Records to process ▸
* begin *

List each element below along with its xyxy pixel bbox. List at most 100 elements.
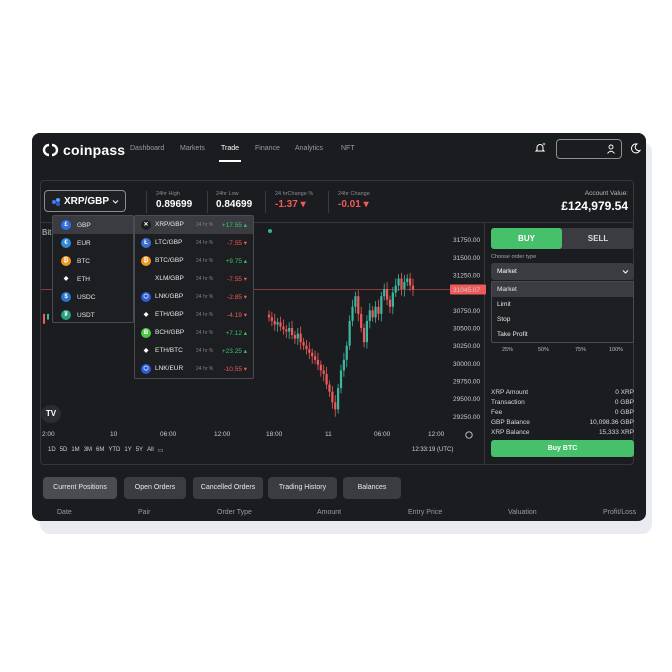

* end *
* begin *

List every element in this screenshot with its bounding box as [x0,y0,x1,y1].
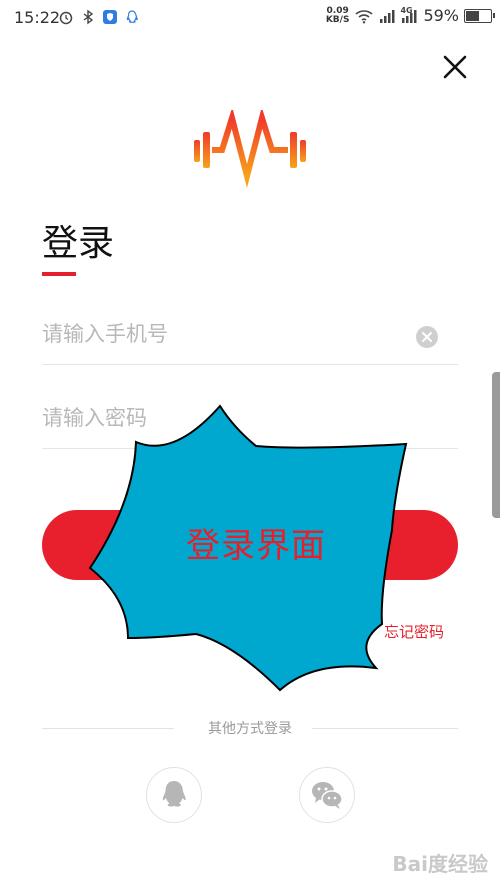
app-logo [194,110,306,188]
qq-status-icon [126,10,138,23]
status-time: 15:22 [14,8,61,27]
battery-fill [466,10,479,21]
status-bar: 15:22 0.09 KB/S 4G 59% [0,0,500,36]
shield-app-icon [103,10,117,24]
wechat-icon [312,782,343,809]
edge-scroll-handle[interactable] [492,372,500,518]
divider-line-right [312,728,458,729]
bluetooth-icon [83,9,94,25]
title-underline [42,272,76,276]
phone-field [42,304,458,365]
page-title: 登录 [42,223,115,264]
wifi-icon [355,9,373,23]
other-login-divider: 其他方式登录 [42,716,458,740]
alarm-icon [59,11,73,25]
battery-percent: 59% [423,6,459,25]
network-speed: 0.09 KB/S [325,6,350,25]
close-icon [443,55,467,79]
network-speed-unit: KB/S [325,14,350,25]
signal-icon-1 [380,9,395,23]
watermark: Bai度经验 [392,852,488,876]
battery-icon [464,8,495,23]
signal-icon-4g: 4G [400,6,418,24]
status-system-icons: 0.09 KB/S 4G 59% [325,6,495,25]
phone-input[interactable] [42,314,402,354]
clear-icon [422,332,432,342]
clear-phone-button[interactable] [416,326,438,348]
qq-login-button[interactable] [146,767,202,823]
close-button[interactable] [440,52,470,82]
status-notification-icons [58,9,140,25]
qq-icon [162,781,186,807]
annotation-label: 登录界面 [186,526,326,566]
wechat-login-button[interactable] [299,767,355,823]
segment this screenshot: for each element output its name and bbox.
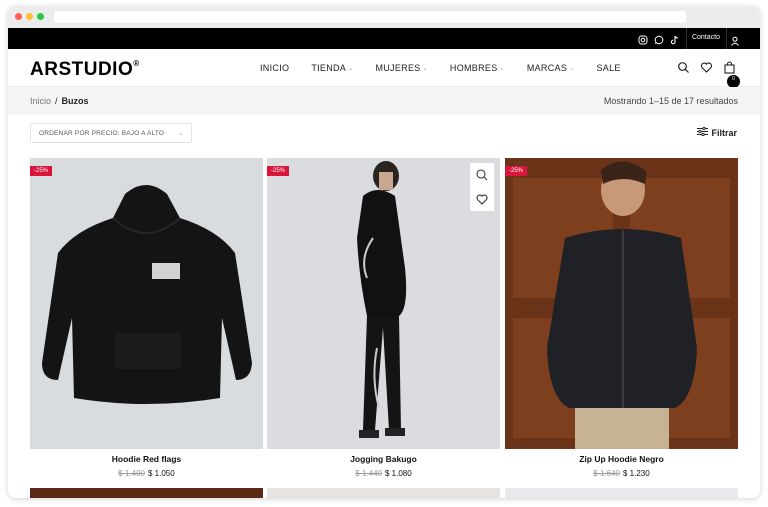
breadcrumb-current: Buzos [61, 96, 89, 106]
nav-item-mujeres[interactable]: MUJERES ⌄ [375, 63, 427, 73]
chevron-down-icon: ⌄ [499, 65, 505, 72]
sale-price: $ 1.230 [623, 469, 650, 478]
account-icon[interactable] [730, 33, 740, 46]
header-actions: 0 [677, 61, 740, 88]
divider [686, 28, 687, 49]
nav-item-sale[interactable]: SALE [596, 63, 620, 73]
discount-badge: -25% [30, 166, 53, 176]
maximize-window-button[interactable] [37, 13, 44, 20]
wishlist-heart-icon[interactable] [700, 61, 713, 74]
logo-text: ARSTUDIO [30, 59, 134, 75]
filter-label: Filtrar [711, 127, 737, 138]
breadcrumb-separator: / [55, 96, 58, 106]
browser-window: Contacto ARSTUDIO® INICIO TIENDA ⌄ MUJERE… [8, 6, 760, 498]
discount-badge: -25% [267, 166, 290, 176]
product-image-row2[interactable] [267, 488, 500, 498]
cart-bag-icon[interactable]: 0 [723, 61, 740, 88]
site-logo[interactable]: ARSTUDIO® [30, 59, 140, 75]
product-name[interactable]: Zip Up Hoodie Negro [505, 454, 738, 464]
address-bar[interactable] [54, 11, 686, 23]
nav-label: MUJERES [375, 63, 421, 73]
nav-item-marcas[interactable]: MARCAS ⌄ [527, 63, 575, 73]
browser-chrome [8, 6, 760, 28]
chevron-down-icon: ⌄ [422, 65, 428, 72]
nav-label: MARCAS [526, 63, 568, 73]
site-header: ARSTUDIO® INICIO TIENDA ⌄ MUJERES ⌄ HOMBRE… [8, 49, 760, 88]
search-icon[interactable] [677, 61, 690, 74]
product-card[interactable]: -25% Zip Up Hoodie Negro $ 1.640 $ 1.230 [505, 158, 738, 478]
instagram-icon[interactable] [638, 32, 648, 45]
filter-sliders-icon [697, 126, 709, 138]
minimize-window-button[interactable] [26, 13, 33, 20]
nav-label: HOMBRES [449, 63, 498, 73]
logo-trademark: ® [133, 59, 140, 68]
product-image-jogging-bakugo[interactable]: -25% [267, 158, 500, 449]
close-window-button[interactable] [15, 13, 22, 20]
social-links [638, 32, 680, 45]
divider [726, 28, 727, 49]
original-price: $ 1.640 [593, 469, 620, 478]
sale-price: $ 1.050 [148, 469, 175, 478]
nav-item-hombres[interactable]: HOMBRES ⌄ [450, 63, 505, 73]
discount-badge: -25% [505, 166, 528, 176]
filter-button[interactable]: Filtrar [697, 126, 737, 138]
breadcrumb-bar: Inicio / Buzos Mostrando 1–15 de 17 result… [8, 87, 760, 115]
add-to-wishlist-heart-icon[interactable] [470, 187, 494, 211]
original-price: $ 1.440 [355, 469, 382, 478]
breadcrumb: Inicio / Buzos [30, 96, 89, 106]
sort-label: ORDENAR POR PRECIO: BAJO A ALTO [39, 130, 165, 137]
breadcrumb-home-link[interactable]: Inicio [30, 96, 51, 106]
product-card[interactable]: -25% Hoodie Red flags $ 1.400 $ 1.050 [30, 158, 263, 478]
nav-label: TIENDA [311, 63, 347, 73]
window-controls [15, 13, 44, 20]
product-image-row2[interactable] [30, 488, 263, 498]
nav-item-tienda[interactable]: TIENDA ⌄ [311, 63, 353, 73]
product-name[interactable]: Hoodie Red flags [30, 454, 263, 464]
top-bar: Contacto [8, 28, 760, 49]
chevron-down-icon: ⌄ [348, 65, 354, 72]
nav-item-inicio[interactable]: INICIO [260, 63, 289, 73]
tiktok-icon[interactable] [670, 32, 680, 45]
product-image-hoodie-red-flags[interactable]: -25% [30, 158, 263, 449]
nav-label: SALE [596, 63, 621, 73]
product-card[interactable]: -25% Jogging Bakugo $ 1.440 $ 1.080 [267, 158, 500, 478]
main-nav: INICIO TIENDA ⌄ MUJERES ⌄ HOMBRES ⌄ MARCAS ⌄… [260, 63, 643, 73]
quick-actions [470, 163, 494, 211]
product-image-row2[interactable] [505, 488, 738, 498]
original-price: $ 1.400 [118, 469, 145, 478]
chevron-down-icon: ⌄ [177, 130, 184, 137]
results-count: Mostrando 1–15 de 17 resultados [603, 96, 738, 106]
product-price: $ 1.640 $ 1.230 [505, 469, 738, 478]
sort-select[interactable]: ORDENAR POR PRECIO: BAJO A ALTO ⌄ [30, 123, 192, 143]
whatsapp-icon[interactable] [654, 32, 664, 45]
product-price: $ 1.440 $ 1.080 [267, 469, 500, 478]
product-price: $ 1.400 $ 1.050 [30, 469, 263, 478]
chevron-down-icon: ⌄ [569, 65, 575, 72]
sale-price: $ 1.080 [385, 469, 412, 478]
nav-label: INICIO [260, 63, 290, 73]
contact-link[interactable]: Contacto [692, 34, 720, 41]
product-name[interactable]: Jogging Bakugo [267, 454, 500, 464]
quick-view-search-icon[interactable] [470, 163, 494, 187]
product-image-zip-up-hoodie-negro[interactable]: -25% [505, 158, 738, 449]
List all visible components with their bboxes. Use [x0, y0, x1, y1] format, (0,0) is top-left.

* end *

Your task ▸
Lay out the entry lines above as a numbered list, from the line holding "segment this screenshot: for" through the line holding "social-links [638, 32, 680, 45]", inclusive. Omit blank lines and leave the pictures out of the answer.

The completed task ▸
1. segment this screenshot: for each element output its name and bbox.
2. breadcrumb-current: Buzos [61, 96, 89, 106]
3. nav-item-mujeres[interactable]: MUJERES ⌄ [375, 63, 427, 73]
4. chevron-down-icon: ⌄ [499, 65, 505, 72]
5. sale-price: $ 1.230 [623, 469, 650, 478]
6. account-icon[interactable] [730, 33, 740, 46]
7. header-actions: 0 [677, 61, 740, 88]
8. divider [686, 28, 687, 49]
9. nav-item-sale[interactable]: SALE [596, 63, 620, 73]
10. discount-badge: -25% [30, 166, 53, 176]
11. maximize-window-button[interactable] [37, 13, 44, 20]
12. wishlist-heart-icon[interactable] [700, 61, 713, 74]
13. logo-text: ARSTUDIO [30, 59, 134, 75]
14. filter-label: Filtrar [711, 127, 737, 138]
15. breadcrumb-separator: / [55, 96, 58, 106]
16. browser-window: Contacto ARSTUDIO® INICIO TIENDA ⌄ MUJERE… [8, 6, 760, 498]
17. discount-badge: -25% [267, 166, 290, 176]
18. product-image-row2[interactable] [267, 488, 500, 498]
19. cart-bag-icon[interactable]: 0 [723, 61, 740, 88]
20. site-logo[interactable]: ARSTUDIO® [30, 59, 140, 75]
21. product-name[interactable]: Zip Up Hoodie Negro [505, 454, 738, 464]
22. address-bar[interactable] [54, 11, 686, 23]
23. nav-label: MUJERES [375, 63, 421, 73]
24. nav-item-marcas[interactable]: MARCAS ⌄ [527, 63, 575, 73]
25. browser-chrome [8, 6, 760, 28]
26. chevron-down-icon: ⌄ [422, 65, 428, 72]
27. nav-label: MARCAS [526, 63, 568, 73]
28. site-header: ARSTUDIO® INICIO TIENDA ⌄ MUJERES ⌄ HOMBRE… [8, 49, 760, 88]
29. search-icon[interactable] [677, 61, 690, 74]
30. product-card[interactable]: -25% Zip Up Hoodie Negro $ 1.640 $ 1.230 [505, 158, 738, 478]
31. instagram-icon[interactable] [638, 32, 648, 45]
32. filter-sliders-icon [697, 126, 709, 138]
33. minimize-window-button[interactable] [26, 13, 33, 20]
34. nav-label: HOMBRES [449, 63, 498, 73]
35. logo-trademark: ® [133, 59, 140, 68]
36. product-image-jogging-bakugo[interactable]: -25% [267, 158, 500, 449]
37. close-window-button[interactable] [15, 13, 22, 20]
38. social-links [638, 32, 680, 45]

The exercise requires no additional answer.